### Task description
Search the material for "performed" and show all lines that contain it.

begin The records

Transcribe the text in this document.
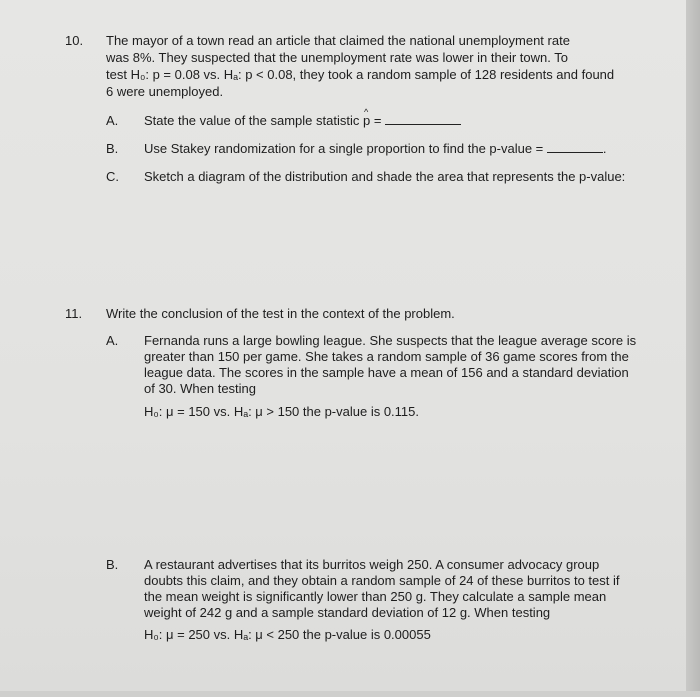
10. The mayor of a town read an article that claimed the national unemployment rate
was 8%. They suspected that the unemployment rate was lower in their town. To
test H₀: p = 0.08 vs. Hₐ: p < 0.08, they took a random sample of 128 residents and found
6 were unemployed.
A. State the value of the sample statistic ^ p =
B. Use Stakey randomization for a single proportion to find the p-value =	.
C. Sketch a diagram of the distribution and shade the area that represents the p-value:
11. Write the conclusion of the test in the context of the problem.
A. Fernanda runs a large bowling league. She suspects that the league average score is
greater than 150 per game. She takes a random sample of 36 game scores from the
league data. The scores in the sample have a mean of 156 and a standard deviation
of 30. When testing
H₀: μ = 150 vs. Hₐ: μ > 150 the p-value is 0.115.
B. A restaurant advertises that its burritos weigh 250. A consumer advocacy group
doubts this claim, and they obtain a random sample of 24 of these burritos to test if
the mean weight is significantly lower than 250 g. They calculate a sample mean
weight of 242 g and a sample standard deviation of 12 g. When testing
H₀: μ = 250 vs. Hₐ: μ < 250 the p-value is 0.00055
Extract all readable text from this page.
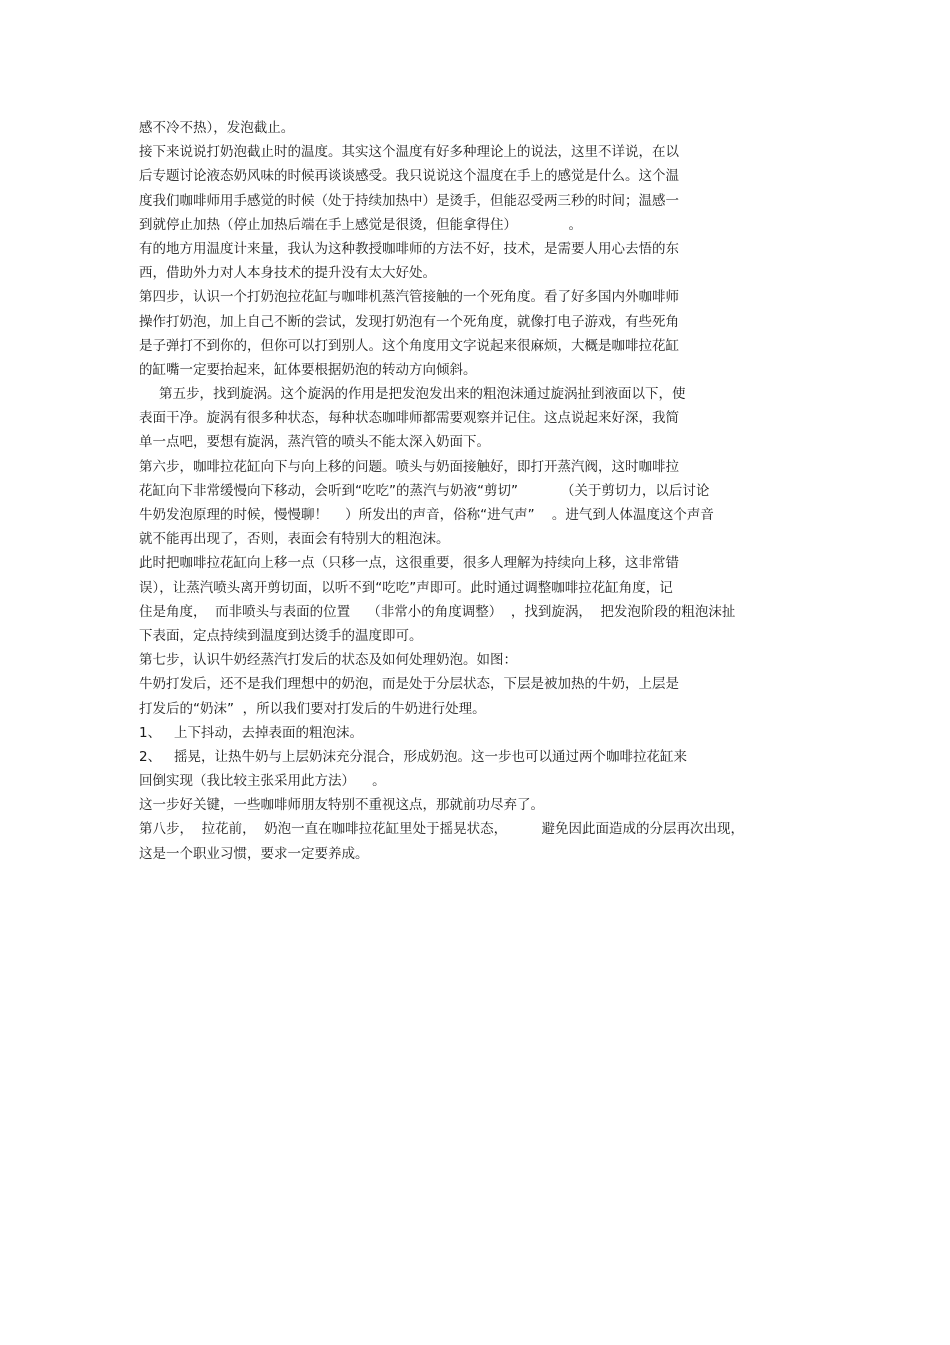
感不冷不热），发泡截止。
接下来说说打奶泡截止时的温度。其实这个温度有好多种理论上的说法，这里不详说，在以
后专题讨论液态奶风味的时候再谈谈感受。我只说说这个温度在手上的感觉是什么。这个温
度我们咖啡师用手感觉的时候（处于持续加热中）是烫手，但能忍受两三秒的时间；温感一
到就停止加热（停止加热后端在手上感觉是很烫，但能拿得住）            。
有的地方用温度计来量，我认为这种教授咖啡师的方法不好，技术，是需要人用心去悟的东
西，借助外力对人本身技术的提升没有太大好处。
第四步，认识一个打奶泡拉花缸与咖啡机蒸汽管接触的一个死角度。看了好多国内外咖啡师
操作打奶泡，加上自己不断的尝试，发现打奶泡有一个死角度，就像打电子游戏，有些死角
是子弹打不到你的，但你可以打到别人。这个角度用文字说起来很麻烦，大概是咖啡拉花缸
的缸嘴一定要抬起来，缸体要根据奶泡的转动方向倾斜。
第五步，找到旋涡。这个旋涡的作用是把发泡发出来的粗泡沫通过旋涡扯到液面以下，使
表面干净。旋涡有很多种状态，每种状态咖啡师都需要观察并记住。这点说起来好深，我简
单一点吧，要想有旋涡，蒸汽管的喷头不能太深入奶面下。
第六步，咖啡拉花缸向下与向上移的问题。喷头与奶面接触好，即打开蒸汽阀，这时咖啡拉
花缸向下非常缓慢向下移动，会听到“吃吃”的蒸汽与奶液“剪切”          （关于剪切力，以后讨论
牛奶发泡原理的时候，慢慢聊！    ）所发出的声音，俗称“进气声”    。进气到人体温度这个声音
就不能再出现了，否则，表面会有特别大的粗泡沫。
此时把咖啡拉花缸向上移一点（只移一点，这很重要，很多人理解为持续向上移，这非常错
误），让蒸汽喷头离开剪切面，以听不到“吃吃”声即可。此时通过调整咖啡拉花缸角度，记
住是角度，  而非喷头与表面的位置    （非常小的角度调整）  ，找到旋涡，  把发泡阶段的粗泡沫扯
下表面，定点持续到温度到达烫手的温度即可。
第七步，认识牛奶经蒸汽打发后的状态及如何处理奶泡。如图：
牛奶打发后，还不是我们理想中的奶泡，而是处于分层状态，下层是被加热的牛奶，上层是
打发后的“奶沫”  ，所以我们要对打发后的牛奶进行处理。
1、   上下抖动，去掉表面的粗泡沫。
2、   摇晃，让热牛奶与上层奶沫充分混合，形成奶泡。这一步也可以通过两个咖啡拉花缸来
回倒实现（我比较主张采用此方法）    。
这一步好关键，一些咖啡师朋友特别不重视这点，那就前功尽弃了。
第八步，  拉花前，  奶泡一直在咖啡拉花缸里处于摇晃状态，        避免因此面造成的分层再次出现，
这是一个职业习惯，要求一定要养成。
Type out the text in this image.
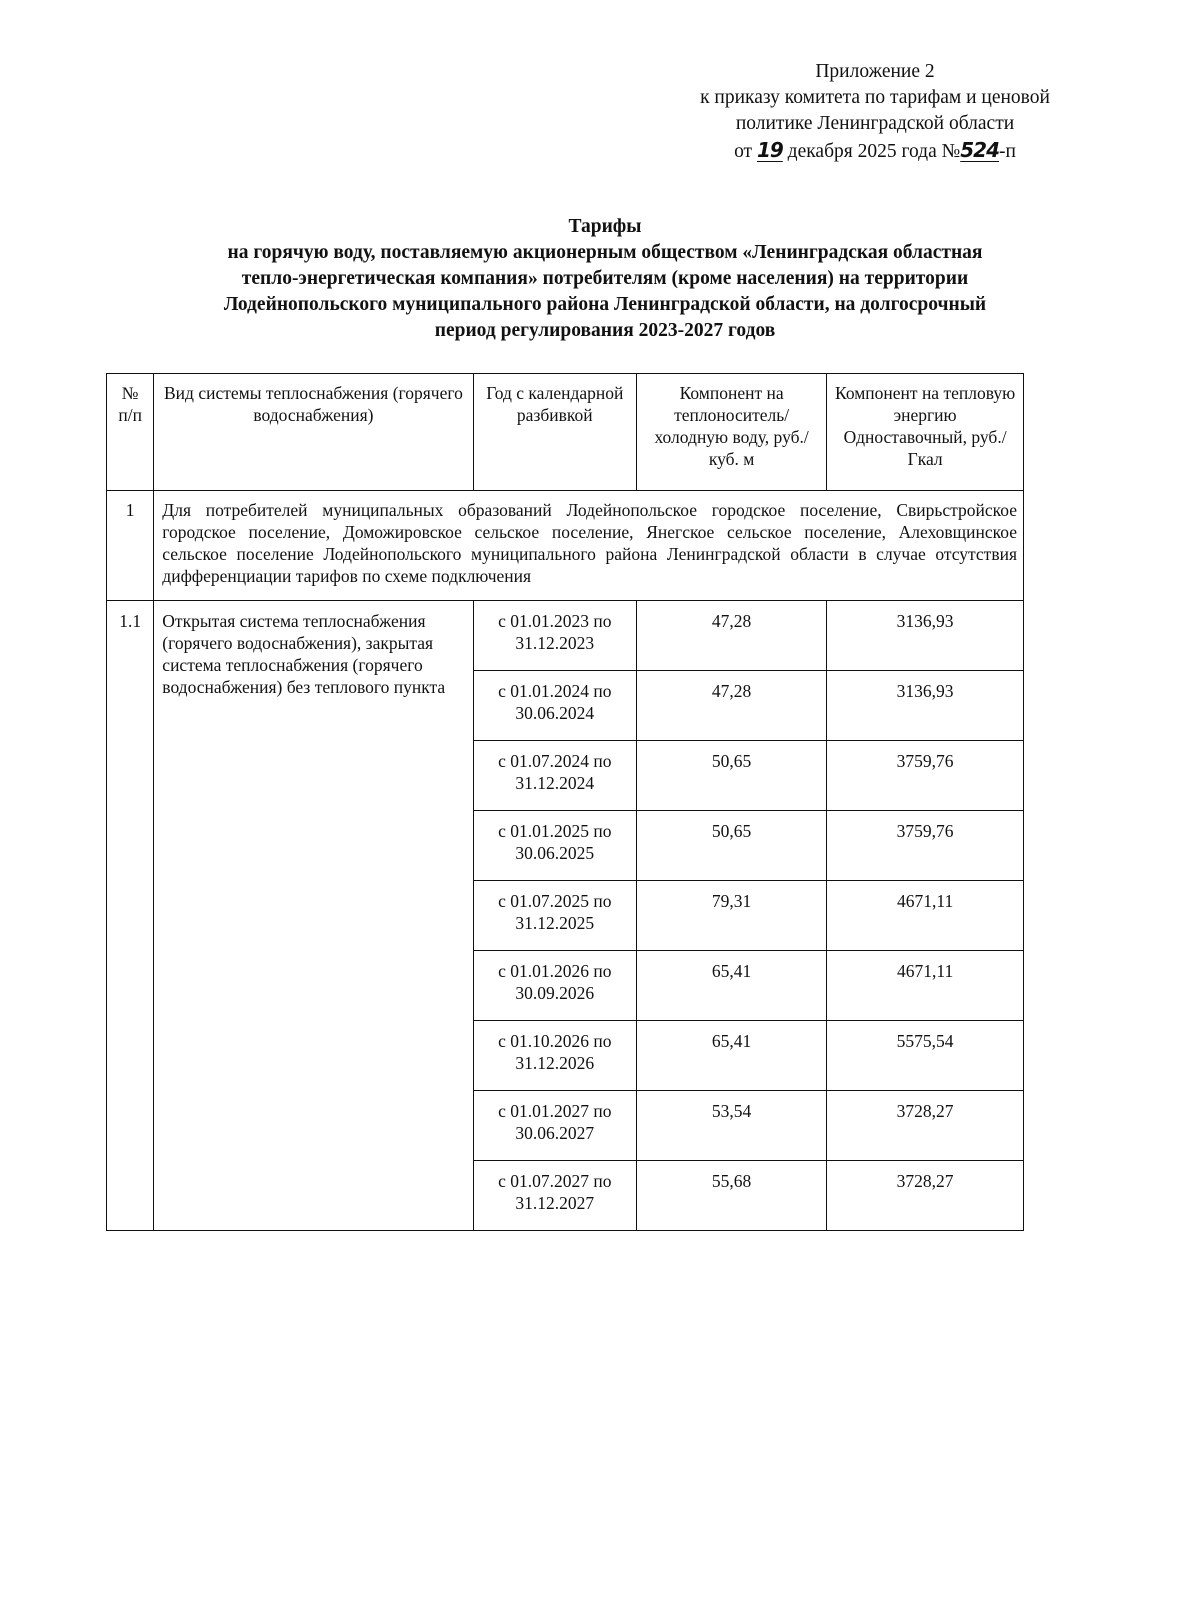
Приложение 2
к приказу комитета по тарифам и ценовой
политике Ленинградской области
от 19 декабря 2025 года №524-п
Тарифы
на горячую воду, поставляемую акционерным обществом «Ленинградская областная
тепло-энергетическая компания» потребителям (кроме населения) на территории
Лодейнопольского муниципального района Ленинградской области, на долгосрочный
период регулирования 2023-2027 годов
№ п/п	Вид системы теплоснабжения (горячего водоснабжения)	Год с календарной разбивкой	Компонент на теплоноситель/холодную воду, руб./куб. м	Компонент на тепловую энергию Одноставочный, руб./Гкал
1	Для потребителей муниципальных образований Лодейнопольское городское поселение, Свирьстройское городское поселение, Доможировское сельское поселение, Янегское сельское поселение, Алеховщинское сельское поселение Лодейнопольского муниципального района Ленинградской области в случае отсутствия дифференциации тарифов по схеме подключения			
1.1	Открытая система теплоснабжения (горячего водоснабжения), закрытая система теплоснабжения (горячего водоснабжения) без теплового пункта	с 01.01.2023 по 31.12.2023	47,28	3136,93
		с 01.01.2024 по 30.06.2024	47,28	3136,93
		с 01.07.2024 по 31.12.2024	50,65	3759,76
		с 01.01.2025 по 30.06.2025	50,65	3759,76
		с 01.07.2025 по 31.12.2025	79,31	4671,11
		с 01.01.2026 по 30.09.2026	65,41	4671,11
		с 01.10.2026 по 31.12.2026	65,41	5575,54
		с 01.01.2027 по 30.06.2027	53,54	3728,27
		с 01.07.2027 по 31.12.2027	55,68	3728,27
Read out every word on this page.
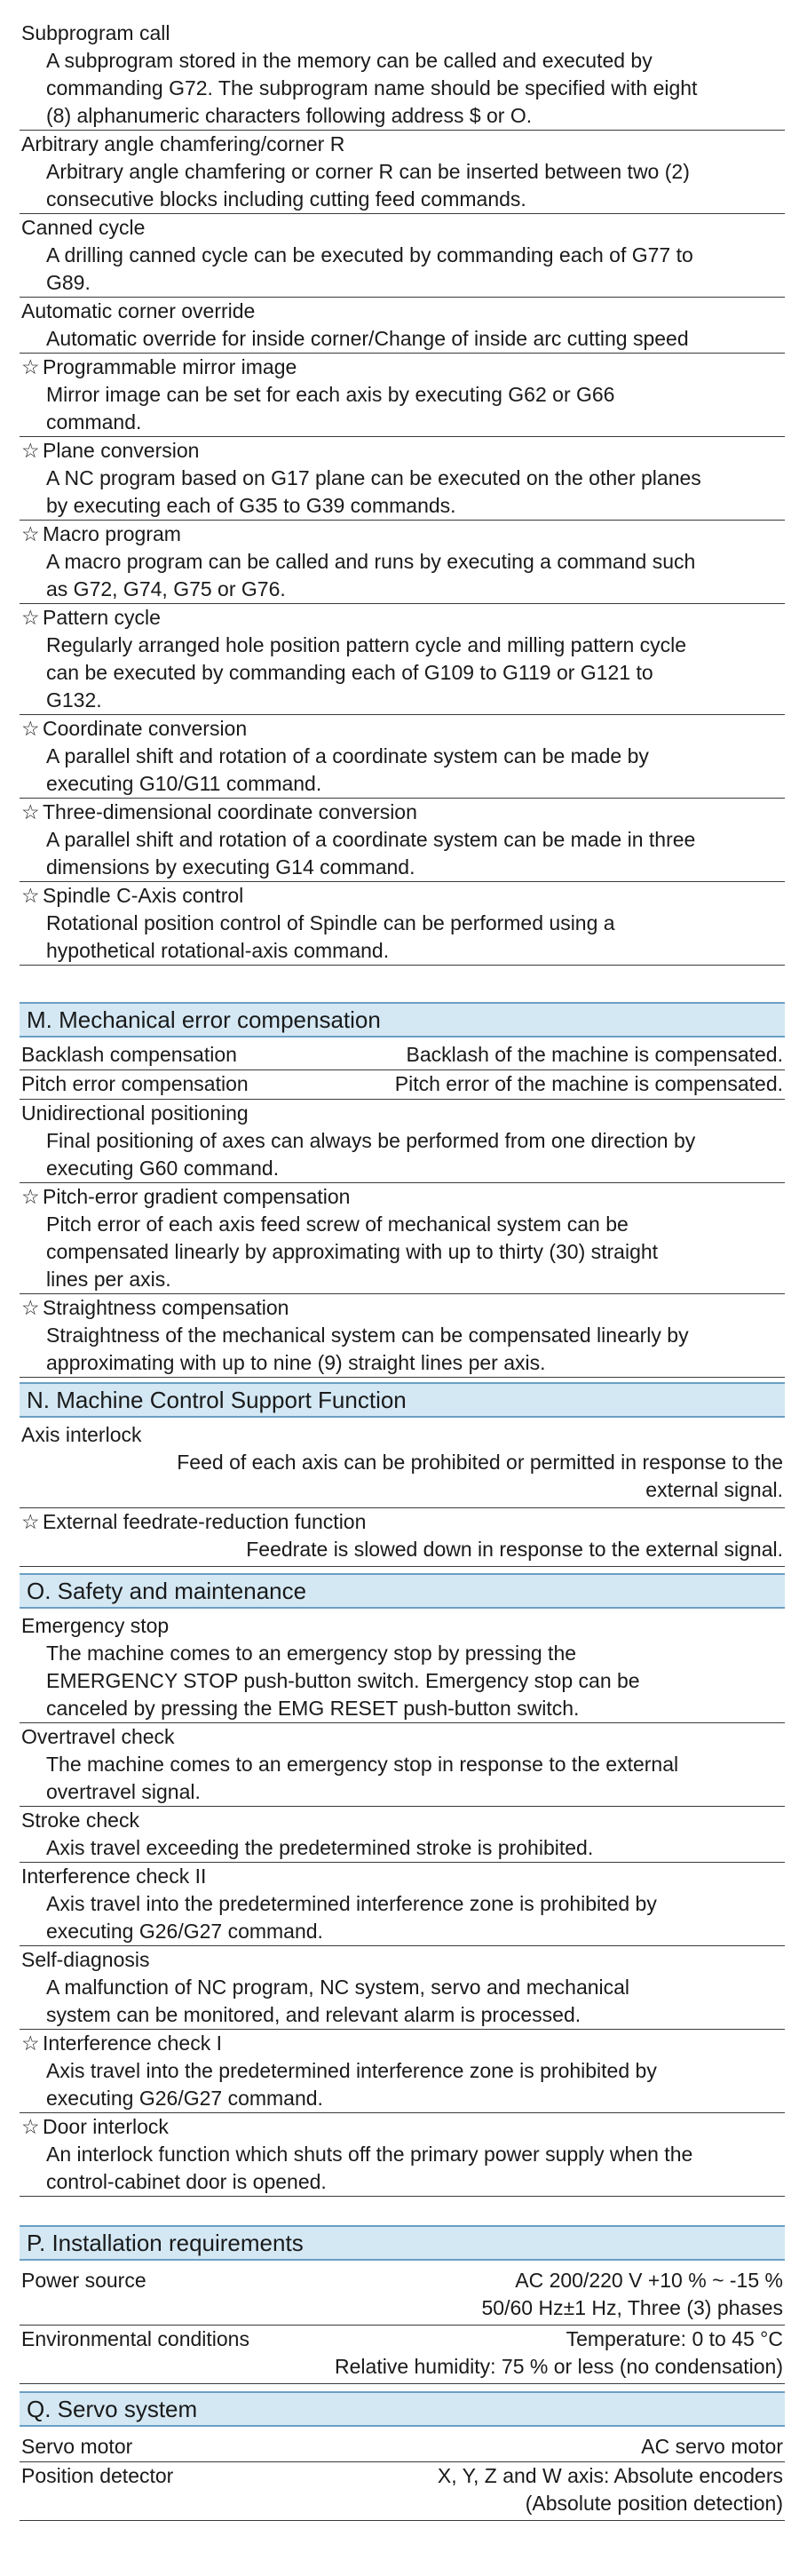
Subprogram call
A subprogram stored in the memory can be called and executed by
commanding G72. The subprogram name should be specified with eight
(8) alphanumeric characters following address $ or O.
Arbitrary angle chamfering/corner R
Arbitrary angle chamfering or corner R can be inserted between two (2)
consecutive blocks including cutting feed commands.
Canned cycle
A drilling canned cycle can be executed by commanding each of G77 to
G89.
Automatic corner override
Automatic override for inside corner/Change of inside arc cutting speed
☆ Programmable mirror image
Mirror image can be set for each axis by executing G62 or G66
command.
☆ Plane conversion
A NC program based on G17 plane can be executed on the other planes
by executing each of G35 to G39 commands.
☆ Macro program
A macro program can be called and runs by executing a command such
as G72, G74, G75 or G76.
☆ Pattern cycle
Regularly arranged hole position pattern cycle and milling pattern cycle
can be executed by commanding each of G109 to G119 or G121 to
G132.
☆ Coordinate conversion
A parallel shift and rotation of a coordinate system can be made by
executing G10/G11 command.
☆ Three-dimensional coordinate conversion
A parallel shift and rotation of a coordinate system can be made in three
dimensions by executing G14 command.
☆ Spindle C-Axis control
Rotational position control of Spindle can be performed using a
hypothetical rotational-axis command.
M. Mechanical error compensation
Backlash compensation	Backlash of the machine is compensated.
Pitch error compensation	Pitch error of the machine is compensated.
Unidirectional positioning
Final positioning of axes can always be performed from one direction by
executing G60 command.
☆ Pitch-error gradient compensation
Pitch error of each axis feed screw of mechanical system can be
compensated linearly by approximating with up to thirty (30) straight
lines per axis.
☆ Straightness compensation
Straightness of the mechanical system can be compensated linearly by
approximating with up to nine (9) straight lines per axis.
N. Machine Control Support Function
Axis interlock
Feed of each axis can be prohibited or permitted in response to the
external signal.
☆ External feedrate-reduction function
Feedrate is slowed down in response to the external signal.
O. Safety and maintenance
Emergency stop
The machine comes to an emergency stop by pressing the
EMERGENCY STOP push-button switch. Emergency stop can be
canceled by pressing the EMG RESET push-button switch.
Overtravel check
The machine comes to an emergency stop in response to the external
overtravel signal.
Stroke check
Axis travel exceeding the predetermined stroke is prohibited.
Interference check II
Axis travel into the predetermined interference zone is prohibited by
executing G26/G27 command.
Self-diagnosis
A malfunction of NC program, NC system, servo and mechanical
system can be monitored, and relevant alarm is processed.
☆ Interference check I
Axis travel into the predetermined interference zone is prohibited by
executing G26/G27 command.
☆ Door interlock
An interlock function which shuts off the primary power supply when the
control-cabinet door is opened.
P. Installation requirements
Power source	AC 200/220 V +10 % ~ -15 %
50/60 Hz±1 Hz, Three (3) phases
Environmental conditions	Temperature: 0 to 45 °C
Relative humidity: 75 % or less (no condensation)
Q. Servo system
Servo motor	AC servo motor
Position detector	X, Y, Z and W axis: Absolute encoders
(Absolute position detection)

end The records

### Solution for this problem
Rotational position control of Spindle can be performed using a
Final positioning of axes can always be performed from one direction by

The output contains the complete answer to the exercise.